WORK TO DO:
Below you will find a set of lines. Repeat them all exactly.

INPUT RECORDS:
***

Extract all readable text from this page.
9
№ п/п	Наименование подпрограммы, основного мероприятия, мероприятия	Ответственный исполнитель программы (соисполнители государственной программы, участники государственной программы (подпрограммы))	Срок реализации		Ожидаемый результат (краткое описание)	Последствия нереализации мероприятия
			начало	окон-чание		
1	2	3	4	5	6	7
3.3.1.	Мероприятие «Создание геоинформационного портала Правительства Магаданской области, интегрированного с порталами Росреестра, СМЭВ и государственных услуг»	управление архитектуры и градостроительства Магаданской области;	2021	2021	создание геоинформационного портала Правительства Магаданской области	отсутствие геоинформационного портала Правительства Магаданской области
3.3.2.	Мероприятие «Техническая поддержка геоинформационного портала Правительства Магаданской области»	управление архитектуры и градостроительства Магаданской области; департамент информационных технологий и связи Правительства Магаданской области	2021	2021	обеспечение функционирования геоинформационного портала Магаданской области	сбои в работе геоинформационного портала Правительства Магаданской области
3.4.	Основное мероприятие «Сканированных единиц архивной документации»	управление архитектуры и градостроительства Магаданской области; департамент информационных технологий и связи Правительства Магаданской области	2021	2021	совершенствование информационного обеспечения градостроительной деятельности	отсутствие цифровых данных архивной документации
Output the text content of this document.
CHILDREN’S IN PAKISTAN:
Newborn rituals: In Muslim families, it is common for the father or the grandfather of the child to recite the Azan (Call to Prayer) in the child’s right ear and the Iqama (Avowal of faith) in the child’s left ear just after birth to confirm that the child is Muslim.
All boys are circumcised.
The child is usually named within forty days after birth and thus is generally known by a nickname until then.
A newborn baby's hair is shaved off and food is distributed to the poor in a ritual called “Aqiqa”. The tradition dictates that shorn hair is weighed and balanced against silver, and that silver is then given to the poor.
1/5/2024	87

***

WRITTEN ANSWER:
Extract all readable text from this page.
9
№ п/п	Наименование подпрограммы, основного мероприятия, мероприятия	Ответственный исполнитель программы (соисполнители государственной программы, участники государственной программы (подпрограммы))	Срок реализации		Ожидаемый результат (краткое описание)	Последствия нереализации мероприятия
			начало	окон-чание		
1	2	3	4	5	6	7
3.3.1.	Мероприятие «Создание геоинформационного портала Правительства Магаданской области, интегрированного с порталами Росреестра, СМЭВ и государственных услуг»	управление архитектуры и градостроительства Магаданской области;	2021	2021	создание геоинформационного портала Правительства Магаданской области	отсутствие геоинформационного портала Правительства Магаданской области
3.3.2.	Мероприятие «Техническая поддержка геоинформационного портала Правительства Магаданской области»	управление архитектуры и градостроительства Магаданской области; департамент информационных технологий и связи Правительства Магаданской области	2021	2021	обеспечение функционирования геоинформационного портала Магаданской области	сбои в работе геоинформационного портала Правительства Магаданской области
3.4.	Основное мероприятие «Сканированных единиц архивной документации»	управление архитектуры и градостроительства Магаданской области; департамент информационных технологий и связи Правительства Магаданской области	2021	2021	совершенствование информационного обеспечения градостроительной деятельности	отсутствие цифровых данных архивной документации
Output the text content of this document.
CHILDREN’S IN PAKISTAN:
Newborn rituals: In Muslim families, it is common for the father or the grandfather of the child to recite the Azan (Call to Prayer) in the child’s right ear and the Iqama (Avowal of faith) in the child’s left ear just after birth to confirm that the child is Muslim.
All boys are circumcised.
The child is usually named within forty days after birth and thus is generally known by a nickname until then.
A newborn baby's hair is shaved off and food is distributed to the poor in a ritual called “Aqiqa”. The tradition dictates that shorn hair is weighed and balanced against silver, and that silver is then given to the poor.
1/5/2024	87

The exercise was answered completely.